**The task:**
Print all entries precisely as they are written.

**Records:**
•••••

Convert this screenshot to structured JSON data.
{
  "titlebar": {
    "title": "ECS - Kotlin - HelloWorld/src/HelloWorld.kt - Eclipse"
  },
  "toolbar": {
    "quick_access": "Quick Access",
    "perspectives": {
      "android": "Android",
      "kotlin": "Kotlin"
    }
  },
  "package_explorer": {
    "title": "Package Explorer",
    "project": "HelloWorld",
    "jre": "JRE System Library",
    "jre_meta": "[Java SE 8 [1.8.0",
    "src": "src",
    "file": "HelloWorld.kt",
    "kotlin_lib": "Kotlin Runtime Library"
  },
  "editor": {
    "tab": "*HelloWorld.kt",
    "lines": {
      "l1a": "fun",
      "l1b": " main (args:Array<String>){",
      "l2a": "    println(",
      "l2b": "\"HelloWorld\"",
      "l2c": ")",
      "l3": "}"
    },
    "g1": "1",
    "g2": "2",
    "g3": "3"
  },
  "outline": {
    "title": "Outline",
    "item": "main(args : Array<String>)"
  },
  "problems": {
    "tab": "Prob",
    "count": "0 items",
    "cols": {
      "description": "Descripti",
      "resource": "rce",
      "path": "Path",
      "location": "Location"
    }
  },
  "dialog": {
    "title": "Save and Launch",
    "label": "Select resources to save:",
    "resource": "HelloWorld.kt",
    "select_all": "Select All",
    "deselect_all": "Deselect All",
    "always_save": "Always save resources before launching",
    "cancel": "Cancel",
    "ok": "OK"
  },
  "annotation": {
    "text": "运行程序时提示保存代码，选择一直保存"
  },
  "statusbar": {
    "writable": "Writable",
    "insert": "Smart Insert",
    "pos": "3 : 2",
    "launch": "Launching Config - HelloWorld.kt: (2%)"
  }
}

•••••

**Answer:**
Convert this screenshot to structured JSON data.
{
  "titlebar": {
    "title": "ECS - Kotlin - HelloWorld/src/HelloWorld.kt - Eclipse"
  },
  "toolbar": {
    "quick_access": "Quick Access",
    "perspectives": {
      "android": "Android",
      "kotlin": "Kotlin"
    }
  },
  "package_explorer": {
    "title": "Package Explorer",
    "project": "HelloWorld",
    "jre": "JRE System Library",
    "jre_meta": "[Java SE 8 [1.8.0",
    "src": "src",
    "file": "HelloWorld.kt",
    "kotlin_lib": "Kotlin Runtime Library"
  },
  "editor": {
    "tab": "*HelloWorld.kt",
    "lines": {
      "l1a": "fun",
      "l1b": " main (args:Array<String>){",
      "l2a": "    println(",
      "l2b": "\"HelloWorld\"",
      "l2c": ")",
      "l3": "}"
    },
    "g1": "1",
    "g2": "2",
    "g3": "3"
  },
  "outline": {
    "title": "Outline",
    "item": "main(args : Array<String>)"
  },
  "problems": {
    "tab": "Prob",
    "count": "0 items",
    "cols": {
      "description": "Descripti",
      "resource": "rce",
      "path": "Path",
      "location": "Location"
    }
  },
  "dialog": {
    "title": "Save and Launch",
    "label": "Select resources to save:",
    "resource": "HelloWorld.kt",
    "select_all": "Select All",
    "deselect_all": "Deselect All",
    "always_save": "Always save resources before launching",
    "cancel": "Cancel",
    "ok": "OK"
  },
  "annotation": {
    "text": "运行程序时提示保存代码，选择一直保存"
  },
  "statusbar": {
    "writable": "Writable",
    "insert": "Smart Insert",
    "pos": "3 : 2",
    "launch": "Launching Config - HelloWorld.kt: (2%)"
  }
}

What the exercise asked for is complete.